====== Information supplied
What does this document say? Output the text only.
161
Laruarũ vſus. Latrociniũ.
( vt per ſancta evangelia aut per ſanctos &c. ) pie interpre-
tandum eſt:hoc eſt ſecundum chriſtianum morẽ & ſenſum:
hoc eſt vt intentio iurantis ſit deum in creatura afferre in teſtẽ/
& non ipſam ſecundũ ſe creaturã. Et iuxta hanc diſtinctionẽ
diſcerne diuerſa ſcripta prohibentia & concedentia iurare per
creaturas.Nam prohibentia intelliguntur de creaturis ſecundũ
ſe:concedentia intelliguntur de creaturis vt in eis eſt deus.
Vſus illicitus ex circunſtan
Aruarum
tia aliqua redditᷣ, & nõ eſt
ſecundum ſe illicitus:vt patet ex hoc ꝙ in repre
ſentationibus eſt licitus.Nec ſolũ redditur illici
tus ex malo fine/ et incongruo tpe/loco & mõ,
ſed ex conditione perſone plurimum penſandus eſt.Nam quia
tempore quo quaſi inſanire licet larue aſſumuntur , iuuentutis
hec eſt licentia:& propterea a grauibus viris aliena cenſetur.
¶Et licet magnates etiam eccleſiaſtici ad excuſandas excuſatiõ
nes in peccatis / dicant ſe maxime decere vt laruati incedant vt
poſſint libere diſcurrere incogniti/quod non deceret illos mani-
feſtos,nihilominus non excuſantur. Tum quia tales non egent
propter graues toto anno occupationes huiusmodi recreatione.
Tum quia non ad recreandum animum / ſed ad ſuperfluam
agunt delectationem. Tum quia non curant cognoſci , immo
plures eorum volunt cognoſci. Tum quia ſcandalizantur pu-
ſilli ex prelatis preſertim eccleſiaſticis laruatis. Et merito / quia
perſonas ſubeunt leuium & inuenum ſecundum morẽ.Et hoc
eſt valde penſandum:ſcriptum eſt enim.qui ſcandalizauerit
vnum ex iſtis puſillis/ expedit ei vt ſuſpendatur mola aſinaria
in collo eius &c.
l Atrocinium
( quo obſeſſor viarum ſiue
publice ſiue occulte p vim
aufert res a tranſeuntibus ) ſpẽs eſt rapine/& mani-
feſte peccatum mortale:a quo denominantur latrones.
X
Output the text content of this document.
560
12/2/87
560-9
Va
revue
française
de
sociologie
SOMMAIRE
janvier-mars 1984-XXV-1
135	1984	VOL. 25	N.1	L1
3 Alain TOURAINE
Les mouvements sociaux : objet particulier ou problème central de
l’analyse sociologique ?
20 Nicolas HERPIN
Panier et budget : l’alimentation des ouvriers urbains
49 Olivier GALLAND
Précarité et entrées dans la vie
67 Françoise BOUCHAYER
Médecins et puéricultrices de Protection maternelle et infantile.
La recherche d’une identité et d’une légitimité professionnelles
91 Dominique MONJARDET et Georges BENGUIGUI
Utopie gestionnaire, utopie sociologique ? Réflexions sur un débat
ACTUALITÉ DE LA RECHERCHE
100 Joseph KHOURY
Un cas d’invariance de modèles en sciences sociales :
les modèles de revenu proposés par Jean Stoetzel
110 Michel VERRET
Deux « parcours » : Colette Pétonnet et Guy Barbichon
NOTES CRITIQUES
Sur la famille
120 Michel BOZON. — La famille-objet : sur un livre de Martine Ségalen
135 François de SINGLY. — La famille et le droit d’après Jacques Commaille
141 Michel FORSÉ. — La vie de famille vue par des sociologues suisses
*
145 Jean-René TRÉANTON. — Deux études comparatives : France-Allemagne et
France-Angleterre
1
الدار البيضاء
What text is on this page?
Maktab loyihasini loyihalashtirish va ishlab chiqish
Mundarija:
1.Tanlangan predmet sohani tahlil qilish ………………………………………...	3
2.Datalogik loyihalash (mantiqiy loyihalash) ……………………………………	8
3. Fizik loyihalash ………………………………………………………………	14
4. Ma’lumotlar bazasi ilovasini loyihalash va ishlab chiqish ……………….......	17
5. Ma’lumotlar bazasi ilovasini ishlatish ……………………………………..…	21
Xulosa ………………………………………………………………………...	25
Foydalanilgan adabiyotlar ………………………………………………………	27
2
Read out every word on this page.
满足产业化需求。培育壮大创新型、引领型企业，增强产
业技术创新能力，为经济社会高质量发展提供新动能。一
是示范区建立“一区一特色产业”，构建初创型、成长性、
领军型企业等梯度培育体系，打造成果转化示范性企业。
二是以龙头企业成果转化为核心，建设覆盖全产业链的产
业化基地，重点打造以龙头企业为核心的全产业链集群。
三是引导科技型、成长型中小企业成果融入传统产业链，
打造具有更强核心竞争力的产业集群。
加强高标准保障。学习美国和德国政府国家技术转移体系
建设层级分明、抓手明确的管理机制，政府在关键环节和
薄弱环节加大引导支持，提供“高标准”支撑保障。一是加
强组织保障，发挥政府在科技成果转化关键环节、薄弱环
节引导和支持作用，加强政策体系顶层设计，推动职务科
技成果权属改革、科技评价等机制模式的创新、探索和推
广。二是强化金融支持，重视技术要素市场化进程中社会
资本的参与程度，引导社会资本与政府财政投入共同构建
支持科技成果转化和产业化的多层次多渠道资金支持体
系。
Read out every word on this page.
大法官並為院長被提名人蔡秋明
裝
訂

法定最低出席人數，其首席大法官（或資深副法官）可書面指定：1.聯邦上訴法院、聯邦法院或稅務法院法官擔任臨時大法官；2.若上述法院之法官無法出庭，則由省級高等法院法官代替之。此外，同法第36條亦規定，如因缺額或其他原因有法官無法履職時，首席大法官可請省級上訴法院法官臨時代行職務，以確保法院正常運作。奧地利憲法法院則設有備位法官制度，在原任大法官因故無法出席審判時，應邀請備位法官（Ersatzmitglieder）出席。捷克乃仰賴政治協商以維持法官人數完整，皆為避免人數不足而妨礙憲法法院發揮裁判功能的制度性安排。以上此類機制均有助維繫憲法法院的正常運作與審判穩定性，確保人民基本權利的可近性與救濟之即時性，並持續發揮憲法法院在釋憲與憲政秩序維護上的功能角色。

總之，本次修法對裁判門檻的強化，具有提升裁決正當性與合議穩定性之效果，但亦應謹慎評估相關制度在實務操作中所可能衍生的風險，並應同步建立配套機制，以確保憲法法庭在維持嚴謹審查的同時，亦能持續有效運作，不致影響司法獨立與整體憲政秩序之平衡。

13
============
### Task to carry out
Copy out every line with the word "ſiue".

### Problem solution
( quo obſeſſor viarum ſiue
publice ſiue occulte p vim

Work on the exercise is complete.